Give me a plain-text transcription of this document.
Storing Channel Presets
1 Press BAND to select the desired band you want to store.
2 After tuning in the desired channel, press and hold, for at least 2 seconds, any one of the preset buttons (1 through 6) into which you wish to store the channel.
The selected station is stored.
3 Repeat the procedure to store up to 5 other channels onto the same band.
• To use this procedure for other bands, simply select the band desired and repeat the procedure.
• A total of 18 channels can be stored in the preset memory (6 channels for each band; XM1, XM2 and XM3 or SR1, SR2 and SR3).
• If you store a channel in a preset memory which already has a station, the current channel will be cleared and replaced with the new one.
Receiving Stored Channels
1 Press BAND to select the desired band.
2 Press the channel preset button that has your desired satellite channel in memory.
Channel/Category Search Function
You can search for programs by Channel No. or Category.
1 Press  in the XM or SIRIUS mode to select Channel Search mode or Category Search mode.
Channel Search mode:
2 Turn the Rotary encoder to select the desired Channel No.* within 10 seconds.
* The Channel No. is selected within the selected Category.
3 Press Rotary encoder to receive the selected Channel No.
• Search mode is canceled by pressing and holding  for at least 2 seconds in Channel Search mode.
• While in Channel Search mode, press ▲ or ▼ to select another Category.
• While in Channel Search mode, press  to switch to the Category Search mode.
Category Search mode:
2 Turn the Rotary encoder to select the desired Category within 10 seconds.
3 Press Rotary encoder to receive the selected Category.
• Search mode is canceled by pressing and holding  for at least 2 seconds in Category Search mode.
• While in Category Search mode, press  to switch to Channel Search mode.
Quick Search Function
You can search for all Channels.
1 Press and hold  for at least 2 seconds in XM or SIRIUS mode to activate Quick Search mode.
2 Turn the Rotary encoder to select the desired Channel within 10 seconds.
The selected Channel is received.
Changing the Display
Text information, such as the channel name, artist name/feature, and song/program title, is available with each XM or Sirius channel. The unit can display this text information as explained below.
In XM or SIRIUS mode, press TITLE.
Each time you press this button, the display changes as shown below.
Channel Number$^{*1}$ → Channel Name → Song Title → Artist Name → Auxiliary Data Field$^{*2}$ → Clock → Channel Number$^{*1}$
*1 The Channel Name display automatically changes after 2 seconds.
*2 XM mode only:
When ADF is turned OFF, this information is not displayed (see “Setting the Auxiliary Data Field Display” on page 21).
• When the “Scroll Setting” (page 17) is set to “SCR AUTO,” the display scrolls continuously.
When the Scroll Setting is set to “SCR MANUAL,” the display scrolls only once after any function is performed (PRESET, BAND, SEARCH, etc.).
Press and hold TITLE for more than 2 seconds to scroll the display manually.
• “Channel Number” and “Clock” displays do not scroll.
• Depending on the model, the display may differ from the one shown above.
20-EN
#####
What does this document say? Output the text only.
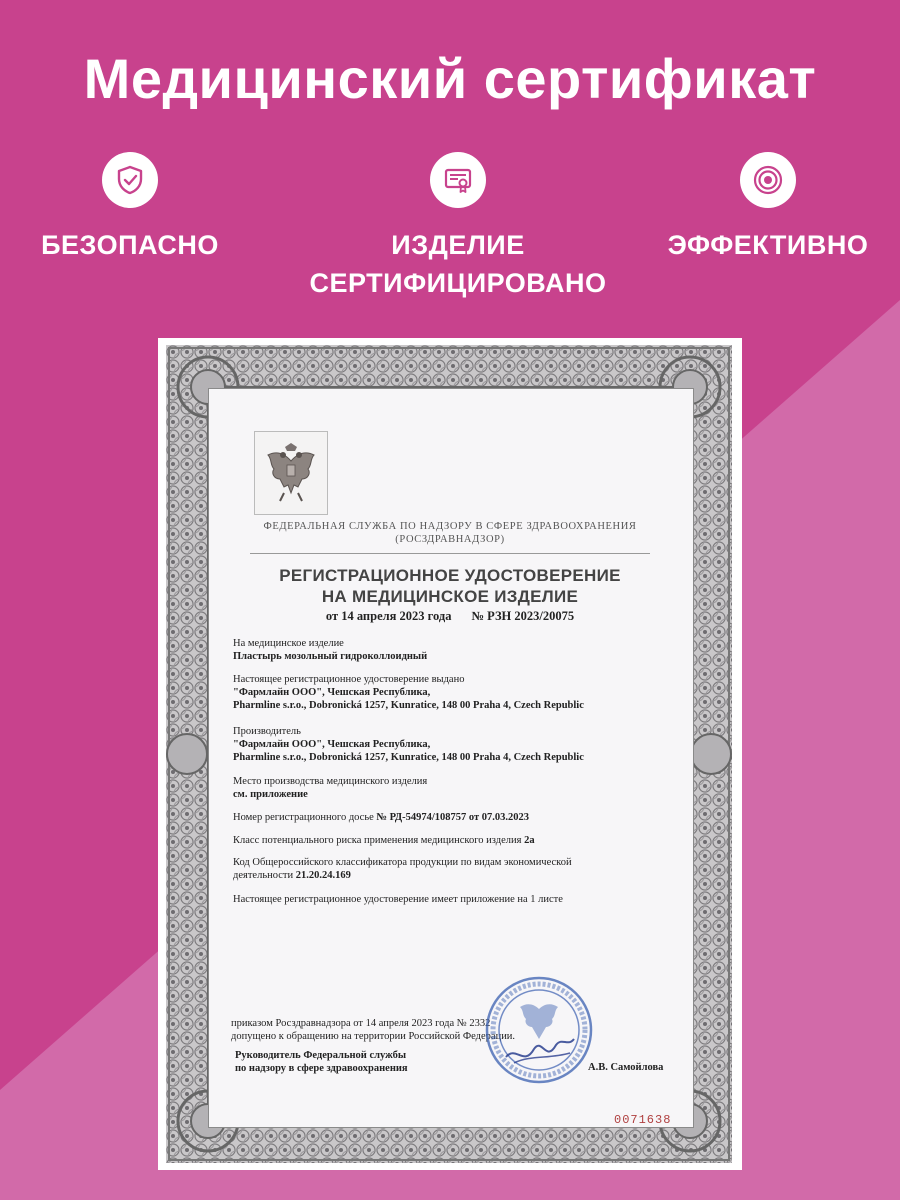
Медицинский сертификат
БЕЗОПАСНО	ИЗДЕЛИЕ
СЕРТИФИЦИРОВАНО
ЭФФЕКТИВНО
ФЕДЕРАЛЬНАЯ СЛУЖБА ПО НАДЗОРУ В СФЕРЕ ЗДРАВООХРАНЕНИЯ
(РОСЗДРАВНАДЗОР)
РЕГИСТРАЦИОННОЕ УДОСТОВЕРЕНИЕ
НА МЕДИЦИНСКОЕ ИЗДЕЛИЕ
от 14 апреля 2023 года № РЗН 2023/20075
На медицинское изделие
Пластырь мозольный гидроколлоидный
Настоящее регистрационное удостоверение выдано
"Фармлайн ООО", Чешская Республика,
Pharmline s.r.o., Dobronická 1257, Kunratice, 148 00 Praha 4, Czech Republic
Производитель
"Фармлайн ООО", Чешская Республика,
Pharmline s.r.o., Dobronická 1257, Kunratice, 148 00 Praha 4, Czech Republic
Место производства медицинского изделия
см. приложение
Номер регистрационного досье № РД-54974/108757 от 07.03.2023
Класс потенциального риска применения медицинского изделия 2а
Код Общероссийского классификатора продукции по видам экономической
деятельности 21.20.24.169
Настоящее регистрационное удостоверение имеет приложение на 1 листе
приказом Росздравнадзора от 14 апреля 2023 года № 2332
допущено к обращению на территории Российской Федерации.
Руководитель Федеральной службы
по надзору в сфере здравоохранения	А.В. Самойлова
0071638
#####
• [PROBLEM DESCRIPTION] Of the lines in this data, how many contain "апреля"? Reply with only the number.

• [TASK RESPONSE] 2